Cursive or 'joined up writing' as we call it here is definitely the norm, so much so that I can't actually recall reading anything hand written recently that was not.

It's so engrained to me that I actually struggle printing my name on documents, I simply don't naturally write like that and it's an effort to do so.

As a side note, I don't really recall being forced and ruthlessly trained to do joint writing, it was just something you did in primary school and eventually became how you wrote.

I am actually quite surprised the rest of the world finds this a chore, as over here it's simply the norm.
It's probably a cultural thing, like how I never knew that tipping wasn't an internationally normal thing to do. In the USA if you don't tip your waitstaff 20% of the value of your bill (some say 14% or some hogwash that makes the math iffy) then you're practically punching the waitress in the face on your way out the door.

Whereas in Europe, I'm given to understand that tipping is seen as kinda rude. (Or maybe that was just France, everything seems to upset the French.)

blackrave said:
Not in my experience, but maybe for some people that's easier
I guess it is "agree to disagree" situation :/

But occasionally you may need handwriting that others can't understand
I write in "cursive" clearly, but just a bit more loose hand and you won't even understand what language it is, while I will read it without any problems

Also children should know both so that they can choose on their own.
It would be just fair.
Yeah, there is a linguistic divide between the US and UK that is widening every day. From time to time I have to ask my English customers to repeat themselves (and ALWAYS ask Scottish and Irish), so maybe it simply is the way it is over there.

I've never needed handwriting that nobody can understand myself, but then I've never given a rat's tail about anyone finding out my pathetic secrets.

As for the chillens, I'm much more concerned about them learning... well, anything, than trying to teach them multiple optional styles of handwriting. If you haven't noticed, our educational system is failing hard and fast.

Requirement. Repeat everything in the handwriting discussion from "Cursive or 'joined" down to "simply the norm.", without changing a word.

(Dataset entries)

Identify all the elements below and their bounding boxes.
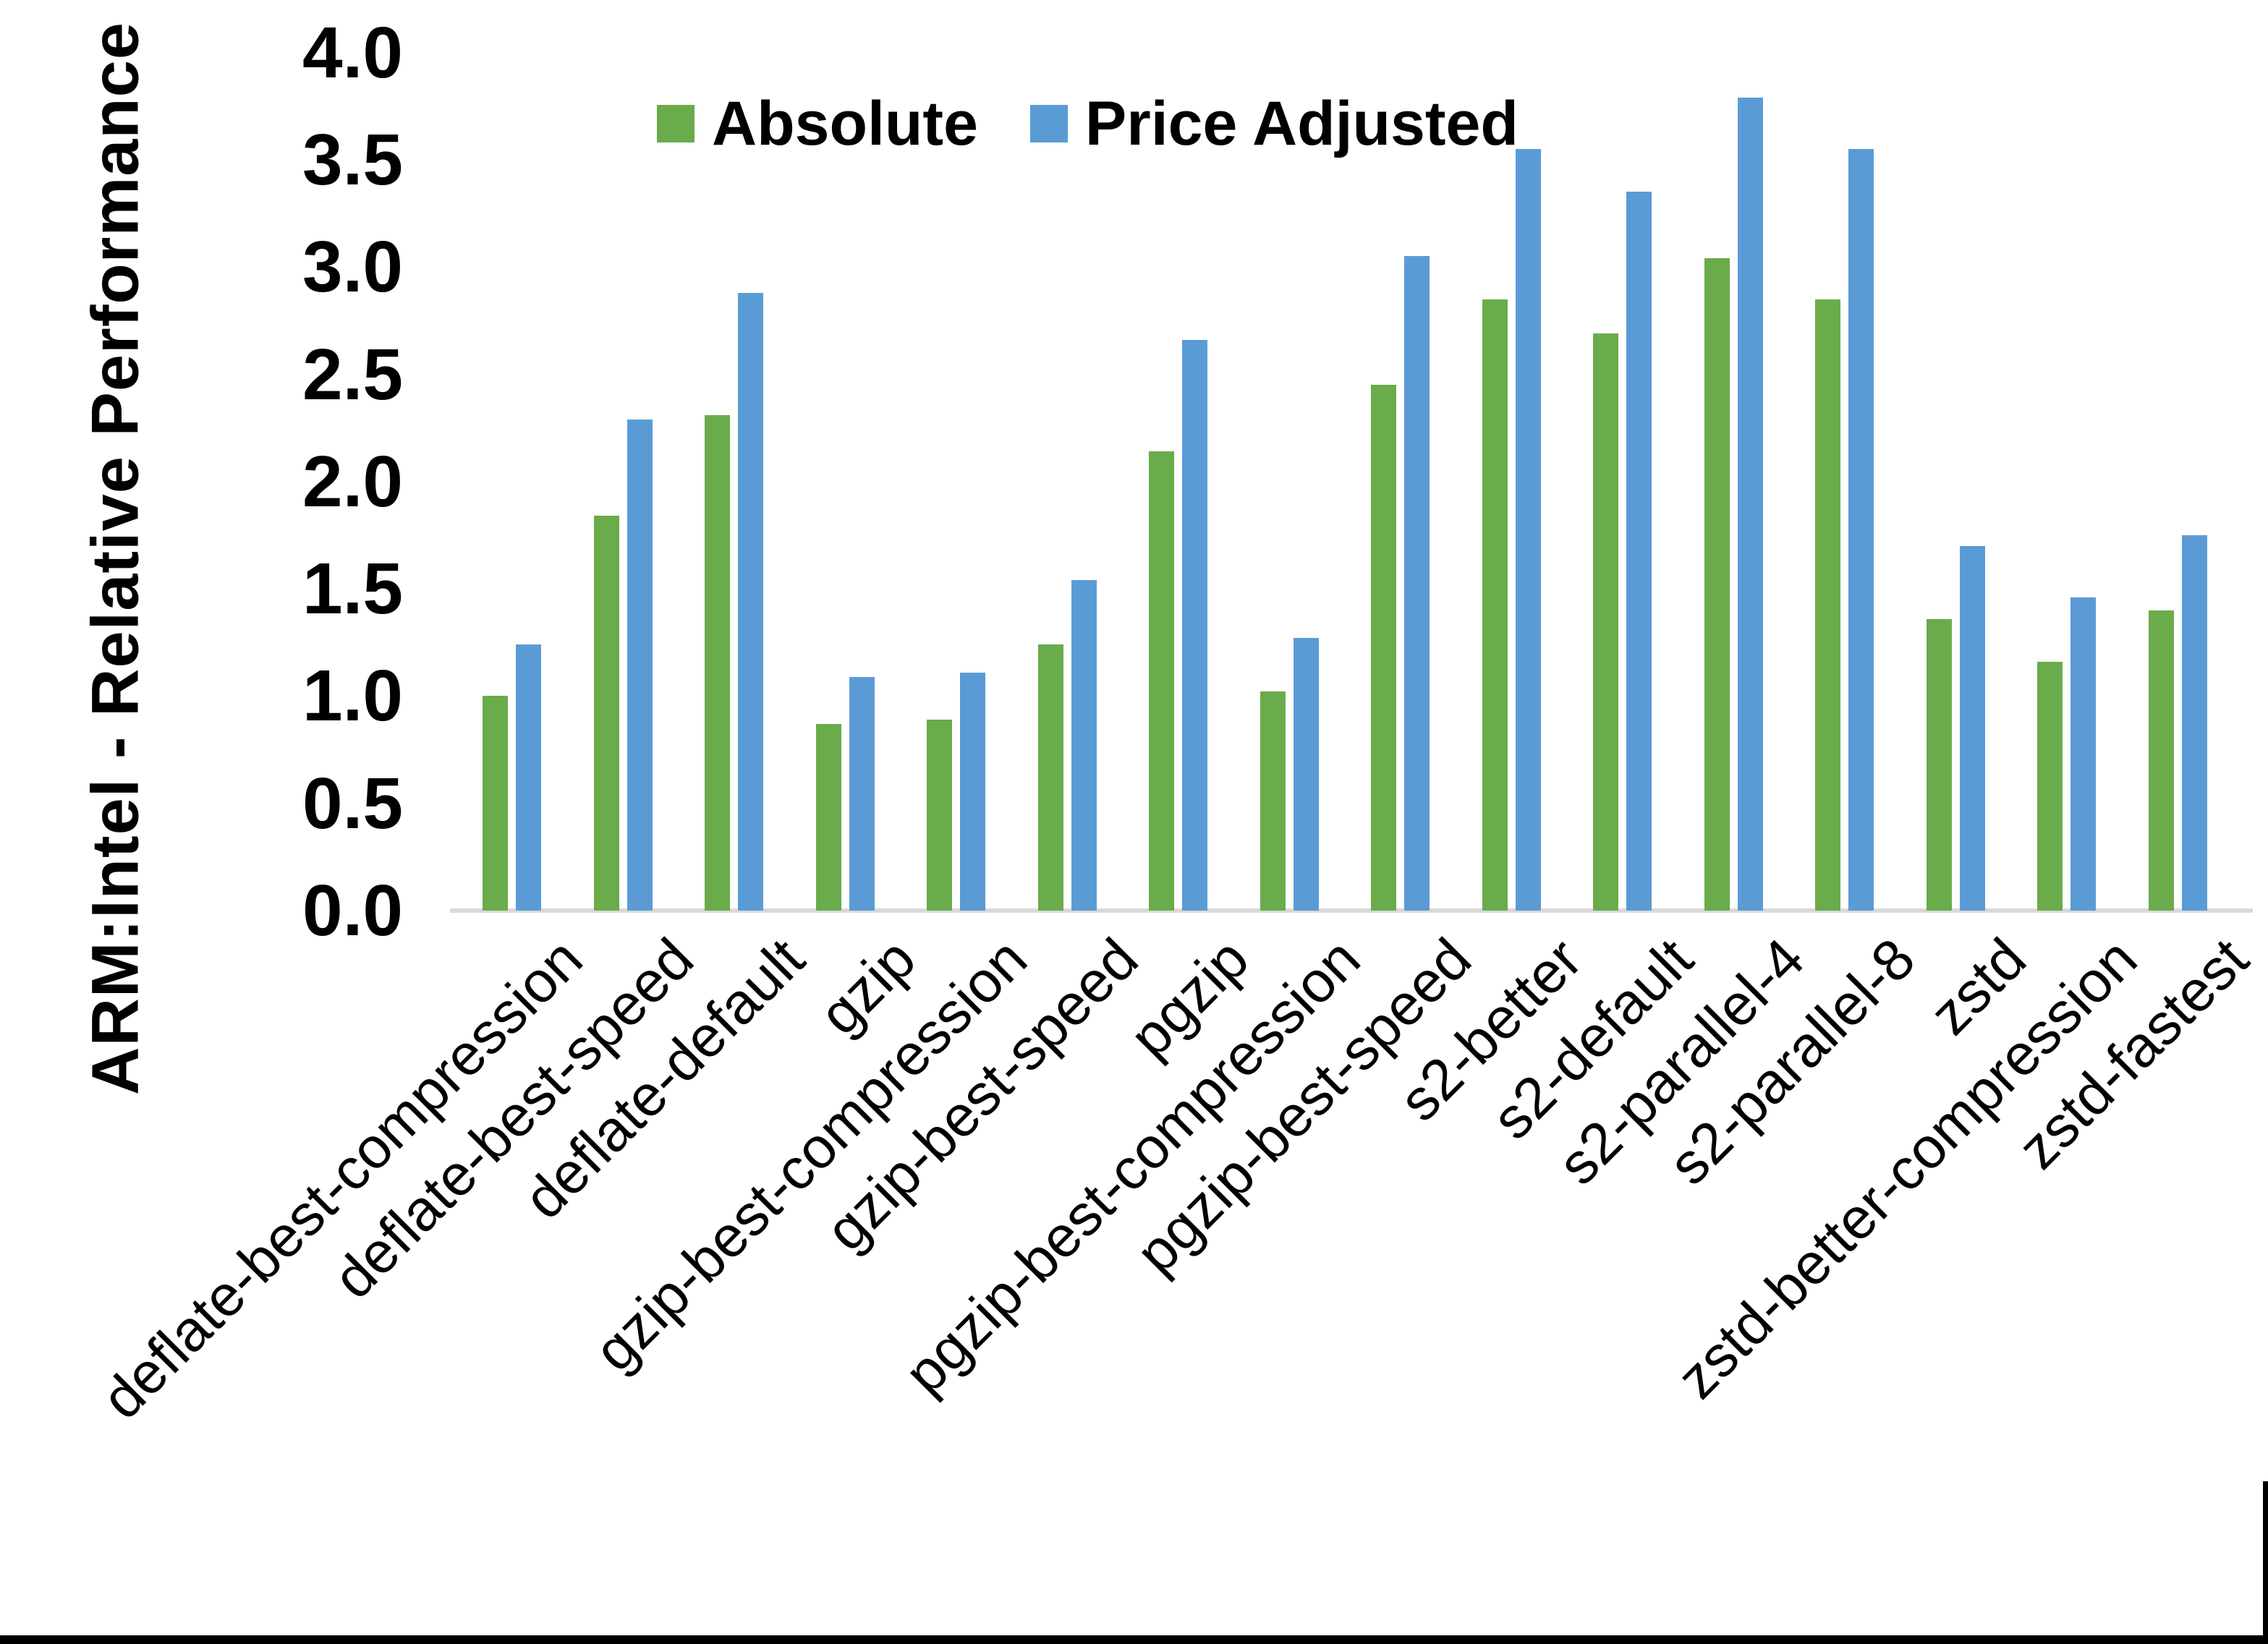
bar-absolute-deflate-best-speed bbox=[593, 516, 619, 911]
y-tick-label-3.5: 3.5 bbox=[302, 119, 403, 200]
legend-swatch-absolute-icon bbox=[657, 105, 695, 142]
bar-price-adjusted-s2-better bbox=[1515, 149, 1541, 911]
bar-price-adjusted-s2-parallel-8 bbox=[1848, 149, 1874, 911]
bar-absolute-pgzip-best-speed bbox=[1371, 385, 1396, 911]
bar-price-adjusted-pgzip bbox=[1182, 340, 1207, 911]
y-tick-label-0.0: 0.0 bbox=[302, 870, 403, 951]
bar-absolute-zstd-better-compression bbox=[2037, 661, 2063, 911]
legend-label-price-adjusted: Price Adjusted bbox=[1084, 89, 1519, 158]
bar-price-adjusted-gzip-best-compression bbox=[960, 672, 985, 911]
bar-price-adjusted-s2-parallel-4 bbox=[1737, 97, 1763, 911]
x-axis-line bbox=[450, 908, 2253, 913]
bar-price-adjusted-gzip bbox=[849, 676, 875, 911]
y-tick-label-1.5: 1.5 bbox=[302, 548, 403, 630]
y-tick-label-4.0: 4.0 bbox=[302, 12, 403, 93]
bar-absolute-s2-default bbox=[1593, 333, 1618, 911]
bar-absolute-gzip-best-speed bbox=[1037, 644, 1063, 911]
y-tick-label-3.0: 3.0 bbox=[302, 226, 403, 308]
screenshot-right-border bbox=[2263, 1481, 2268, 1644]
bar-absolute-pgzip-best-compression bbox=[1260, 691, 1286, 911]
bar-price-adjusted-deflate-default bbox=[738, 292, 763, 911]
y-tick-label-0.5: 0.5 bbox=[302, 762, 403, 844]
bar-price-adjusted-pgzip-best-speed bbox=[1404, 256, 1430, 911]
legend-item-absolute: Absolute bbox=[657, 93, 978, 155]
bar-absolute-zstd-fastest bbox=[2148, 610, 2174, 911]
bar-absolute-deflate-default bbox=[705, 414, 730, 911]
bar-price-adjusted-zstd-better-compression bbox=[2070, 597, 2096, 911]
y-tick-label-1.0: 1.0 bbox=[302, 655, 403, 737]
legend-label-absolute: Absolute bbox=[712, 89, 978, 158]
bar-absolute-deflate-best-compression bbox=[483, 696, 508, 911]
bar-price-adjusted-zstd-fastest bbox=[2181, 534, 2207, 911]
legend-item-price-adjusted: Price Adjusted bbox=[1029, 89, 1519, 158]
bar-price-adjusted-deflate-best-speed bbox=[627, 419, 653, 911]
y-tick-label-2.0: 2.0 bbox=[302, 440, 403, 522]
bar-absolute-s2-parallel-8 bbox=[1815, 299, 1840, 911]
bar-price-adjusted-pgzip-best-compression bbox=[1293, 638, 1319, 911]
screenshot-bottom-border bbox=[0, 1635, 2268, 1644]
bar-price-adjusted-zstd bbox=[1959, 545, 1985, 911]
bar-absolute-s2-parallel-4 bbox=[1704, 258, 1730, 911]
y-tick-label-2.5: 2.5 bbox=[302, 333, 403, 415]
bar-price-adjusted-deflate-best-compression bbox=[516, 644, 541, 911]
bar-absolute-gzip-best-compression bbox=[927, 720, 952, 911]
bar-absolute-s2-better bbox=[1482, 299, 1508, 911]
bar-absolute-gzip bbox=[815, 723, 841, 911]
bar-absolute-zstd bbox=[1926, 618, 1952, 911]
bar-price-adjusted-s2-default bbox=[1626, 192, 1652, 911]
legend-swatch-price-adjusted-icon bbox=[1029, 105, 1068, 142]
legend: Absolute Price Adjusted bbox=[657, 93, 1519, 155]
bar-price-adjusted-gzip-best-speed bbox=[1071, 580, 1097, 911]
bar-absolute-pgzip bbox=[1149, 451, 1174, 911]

Output for this task.
Cursive or 'joined up writing' as we call it here is definitely the norm, so much so that I can't actually recall reading anything hand written recently that was not.

It's so engrained to me that I actually struggle printing my name on documents, I simply don't naturally write like that and it's an effort to do so.

As a side note, I don't really recall being forced and ruthlessly trained to do joint writing, it was just something you did in primary school and eventually became how you wrote.

I am actually quite surprised the rest of the world finds this a chore, as over here it's simply the norm.